(begin)
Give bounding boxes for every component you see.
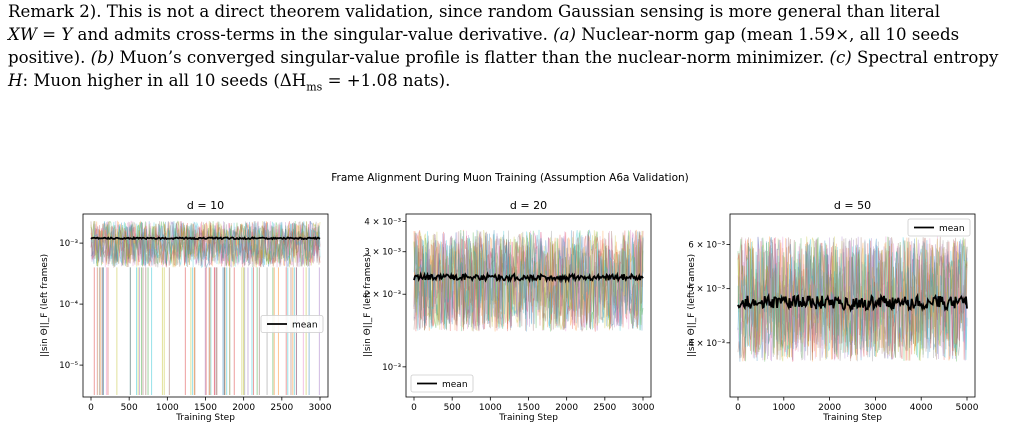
x-tick-label: 2000 [818, 403, 841, 413]
x-tick-label: 3000 [864, 403, 887, 413]
x-tick-label: 1500 [517, 403, 540, 413]
chart-panel-d20: d = 20 0 500 1000 1500 2000 2500 3000 4 × 10⁻³ 3 … [363, 199, 655, 423]
caption-line-3: positive). (b) Muon’s converged singular… [8, 48, 999, 67]
x-tick-label: 2000 [232, 403, 255, 413]
seed-trace [413, 229, 644, 332]
seed-trace [90, 220, 321, 268]
seed-trace [737, 237, 968, 362]
y-tick-label: 4 × 10⁻³ [688, 339, 725, 349]
x-tick-label: 2500 [270, 403, 293, 413]
seed-trace [413, 230, 644, 332]
seed-trace [737, 236, 968, 362]
figure-suptitle: Frame Alignment During Muon Training (As… [331, 172, 689, 184]
x-tick-label: 1500 [194, 403, 217, 413]
legend: mean [410, 374, 474, 393]
y-tick-label: 10⁻³ [59, 239, 78, 249]
y-tick-label: 5 × 10⁻³ [688, 285, 725, 295]
legend-label: mean [939, 224, 965, 234]
seed-trace [737, 237, 968, 360]
seed-trace [413, 229, 644, 332]
caption-line-4: H: Muon higher in all 10 seeds (ΔHms = +… [8, 71, 451, 94]
seed-trace [90, 220, 321, 268]
seed-trace [90, 221, 321, 269]
seed-trace [90, 220, 321, 268]
seed-trace [413, 229, 644, 331]
panel-title: d = 10 [187, 199, 224, 212]
x-axis-label: Training Step [175, 413, 235, 423]
legend: mean [907, 218, 971, 237]
mean-line [737, 292, 968, 313]
panel-title: d = 20 [510, 199, 547, 212]
y-axis-label: ||sin Θ||_F (left frames) [363, 254, 373, 357]
seed-trace [737, 236, 968, 362]
y-tick-label: 4 × 10⁻³ [364, 218, 401, 228]
panel-title: d = 50 [834, 199, 871, 212]
seed-trace [413, 229, 644, 332]
y-tick-label: 10⁻⁵ [59, 361, 78, 371]
seed-trace [90, 221, 321, 268]
seed-trace [413, 231, 644, 331]
caption-line-1: Remark 2). This is not a direct theorem … [8, 2, 941, 21]
x-tick-label: 0 [411, 403, 417, 413]
y-tick-label: 10⁻³ [382, 363, 401, 373]
y-tick-label: 10⁻⁴ [59, 300, 78, 310]
x-tick-label: 3000 [309, 403, 332, 413]
seed-trace [737, 236, 968, 362]
figure-caption: Remark 2). This is not a direct theorem … [8, 0, 1012, 98]
legend-box [260, 315, 324, 333]
seed-trace [90, 220, 321, 268]
x-tick-label: 0 [88, 403, 94, 413]
x-tick-label: 4000 [910, 403, 933, 413]
x-tick-label: 5000 [956, 403, 979, 413]
seed-trace [90, 220, 321, 268]
x-tick-label: 1000 [479, 403, 502, 413]
legend-label: mean [442, 380, 468, 390]
y-tick-label: 3 × 10⁻³ [364, 248, 401, 258]
x-axis-label: Training Step [822, 413, 882, 423]
x-tick-label: 2000 [555, 403, 578, 413]
legend-box [410, 374, 474, 393]
x-tick-label: 500 [444, 403, 461, 413]
x-tick-label: 2500 [593, 403, 616, 413]
x-tick-label: 500 [121, 403, 138, 413]
y-tick-label: 2 × 10⁻³ [364, 290, 401, 300]
seed-trace [737, 236, 968, 362]
y-axis-label: ||sin Θ||_F (left frames) [687, 254, 697, 357]
y-axis-label: ||sin Θ||_F (left frames) [40, 254, 50, 357]
chart-panel-d10: d = 10 0 500 1000 1500 2000 2500 3000 10⁻³ 10⁻⁴ 10… [40, 199, 332, 423]
legend: mean [260, 315, 324, 333]
seed-trace [413, 229, 644, 331]
x-tick-label: 1000 [156, 403, 179, 413]
seed-trace [737, 236, 968, 362]
legend-label: mean [292, 321, 318, 331]
seed-trace [413, 229, 644, 332]
x-tick-label: 1000 [772, 403, 795, 413]
y-tick-label: 6 × 10⁻³ [688, 240, 725, 250]
mean-line [90, 235, 321, 241]
seed-trace [737, 236, 968, 362]
x-tick-label: 3000 [632, 403, 655, 413]
x-axis-label: Training Step [498, 413, 558, 423]
legend-box [907, 218, 971, 237]
seed-trace [737, 237, 968, 362]
seed-trace [90, 221, 321, 269]
caption-line-2: XW = Y and admits cross-terms in the sin… [8, 25, 960, 44]
x-tick-label: 0 [735, 403, 741, 413]
seed-trace [413, 230, 644, 332]
chart-panel-d50: d = 50 0 1000 2000 3000 4000 5000 6 × 10⁻³ 5 × 1… [687, 199, 979, 423]
mean-line [413, 271, 644, 284]
axes-frame [729, 213, 976, 398]
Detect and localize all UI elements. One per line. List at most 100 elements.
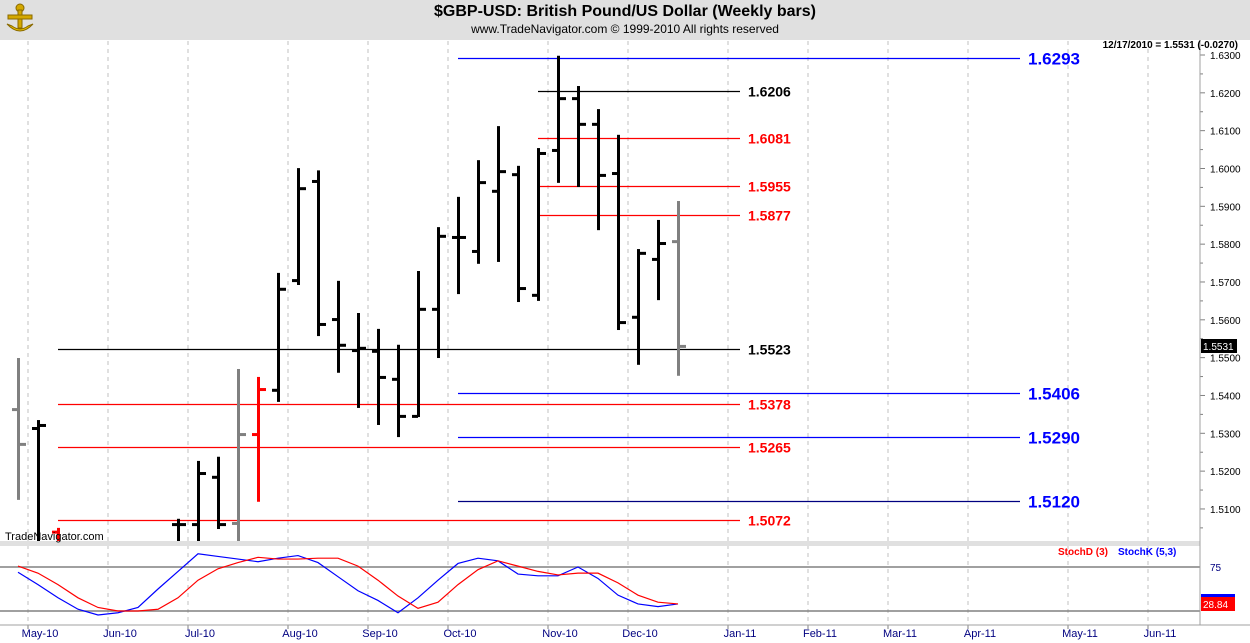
- bar-close-tick: [260, 388, 266, 392]
- y-tick-label: 1.6000: [1210, 164, 1241, 175]
- watermark: TradeNavigator.com: [5, 531, 104, 543]
- bar-close-tick: [180, 523, 186, 527]
- level-label: 1.5290: [1028, 429, 1080, 448]
- ohlc-bar: [512, 165, 526, 303]
- bar-close-tick: [580, 122, 586, 126]
- ohlc-bar: [312, 170, 326, 337]
- bar-range: [677, 201, 680, 376]
- bar-range: [237, 368, 240, 541]
- ohlc-bar: [492, 126, 506, 262]
- bar-open-tick: [472, 249, 478, 253]
- bar-open-tick: [212, 475, 218, 479]
- bar-open-tick: [552, 148, 558, 152]
- bar-range: [497, 126, 500, 262]
- price-axis: 1.6300 1.6200 1.6100 1.6000 1.5900 1.5800 1.57…: [1200, 51, 1241, 529]
- bar-close-tick: [200, 472, 206, 476]
- bar-range: [597, 109, 600, 231]
- bar-close-tick: [660, 242, 666, 246]
- bar-close-tick: [520, 287, 526, 291]
- ohlc-bar: [412, 271, 426, 418]
- bar-range: [617, 134, 620, 331]
- bar-close-tick: [400, 414, 406, 418]
- bar-close-tick: [540, 151, 546, 155]
- bar-close-tick: [20, 442, 26, 446]
- bar-close-tick: [220, 523, 226, 527]
- ohlc-bar: [332, 280, 346, 373]
- bar-range: [437, 227, 440, 359]
- bar-range: [337, 280, 340, 373]
- bar-range: [637, 249, 640, 365]
- level-label: 1.5378: [748, 397, 791, 413]
- bar-open-tick: [412, 414, 418, 418]
- ohlc-bar: [32, 420, 46, 541]
- bar-range: [457, 196, 460, 295]
- bar-open-tick: [372, 349, 378, 353]
- bar-close-tick: [380, 375, 386, 379]
- stoch-marker: 28.84: [1203, 600, 1228, 611]
- bar-range: [17, 358, 20, 500]
- y-tick-label: 1.5800: [1210, 240, 1241, 251]
- x-tick-label: Jun-10: [103, 628, 137, 640]
- level-label: 1.5523: [748, 342, 791, 358]
- bar-close-tick: [640, 251, 646, 255]
- bar-range: [37, 420, 40, 541]
- bar-open-tick: [332, 318, 338, 322]
- bar-close-tick: [440, 234, 446, 238]
- ohlc-bar: [392, 344, 406, 438]
- bar-open-tick: [512, 173, 518, 177]
- bar-range: [177, 518, 180, 541]
- price-marker: 1.5531: [1203, 342, 1234, 353]
- ohlc-bar: [652, 219, 666, 301]
- level-label: 1.5072: [748, 513, 791, 529]
- x-tick-label: Jul-10: [185, 628, 215, 640]
- stochastic-panel: [0, 553, 1200, 616]
- ohlc-bar: [452, 196, 466, 295]
- bar-close-tick: [600, 173, 606, 177]
- last-quote: 12/17/2010 = 1.5531 (-0.0270): [1103, 40, 1238, 51]
- ohlc-bar: [252, 376, 266, 502]
- y-tick-label: 1.5100: [1210, 505, 1241, 516]
- bar-range: [577, 86, 580, 188]
- bar-range: [57, 527, 60, 541]
- bar-open-tick: [612, 172, 618, 176]
- bar-open-tick: [532, 293, 538, 297]
- x-tick-label: Sep-10: [362, 628, 397, 640]
- x-tick-label: Apr-11: [964, 628, 996, 640]
- ohlc-bar: [432, 227, 446, 359]
- x-tick-label: Oct-10: [443, 628, 476, 640]
- x-tick-label: Jan-11: [724, 628, 757, 640]
- x-tick-label: May-10: [22, 628, 59, 640]
- level-label: 1.5955: [748, 179, 791, 195]
- bar-range: [197, 460, 200, 541]
- ohlc-bar: [632, 249, 646, 365]
- bar-range: [657, 219, 660, 301]
- ohlc-bar: [532, 148, 546, 301]
- ohlc-bar: [292, 168, 306, 286]
- y-tick-label: 1.5400: [1210, 391, 1241, 402]
- bar-open-tick: [672, 240, 678, 244]
- ohlc-bar: [232, 368, 246, 541]
- y-tick-label: 1.5900: [1210, 202, 1241, 213]
- bar-open-tick: [172, 523, 178, 527]
- bar-range: [397, 344, 400, 438]
- bar-close-tick: [460, 235, 466, 239]
- bar-open-tick: [312, 179, 318, 183]
- bar-open-tick: [272, 388, 278, 392]
- bar-close-tick: [680, 344, 686, 348]
- ohlc-bar: [352, 313, 366, 408]
- bar-range: [477, 160, 480, 264]
- bar-open-tick: [452, 235, 458, 239]
- bar-open-tick: [12, 408, 18, 412]
- bar-open-tick: [52, 530, 58, 534]
- bar-range: [377, 328, 380, 425]
- ohlc-bar: [672, 201, 686, 376]
- ohlc-bar: [372, 328, 386, 425]
- bar-close-tick: [40, 423, 46, 427]
- x-tick-label: Mar-11: [883, 628, 917, 640]
- bar-range: [217, 456, 220, 530]
- bar-open-tick: [572, 97, 578, 101]
- x-tick-label: Jun-11: [1144, 628, 1177, 640]
- price-marker-box: [1201, 339, 1237, 353]
- stochk-line: [17, 553, 679, 616]
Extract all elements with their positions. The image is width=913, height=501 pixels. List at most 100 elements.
(end)
• _GIVEN INSTRUCTION_
Rewrite the records starting at the line that contains "- bar-close-tick: [260, 388, 266, 392]" and ending after the line that contains "- price-axis: 1.6300", with "ohlc-bar" swapped for "price-bar" and nothing else changed. Give only those lines.

• _TASK ANSWER_
- bar-close-tick: [260, 388, 266, 392]
- y-tick-label: 1.6000: [1210, 164, 1241, 175]
- watermark: TradeNavigator.com: [5, 531, 104, 543]
- bar-close-tick: [180, 523, 186, 527]
- level-label: 1.5290: [1028, 429, 1080, 448]
- price-bar: [512, 165, 526, 303]
- bar-close-tick: [580, 122, 586, 126]
- price-bar: [312, 170, 326, 337]
- bar-range: [677, 201, 680, 376]
- bar-range: [237, 368, 240, 541]
- price-bar: [492, 126, 506, 262]
- bar-open-tick: [472, 249, 478, 253]
- bar-open-tick: [212, 475, 218, 479]
- bar-open-tick: [552, 148, 558, 152]
- bar-range: [497, 126, 500, 262]
- price-axis: 1.6300 1.6200 1.6100 1.6000 1.5900 1.5800 1.57…: [1200, 51, 1241, 529]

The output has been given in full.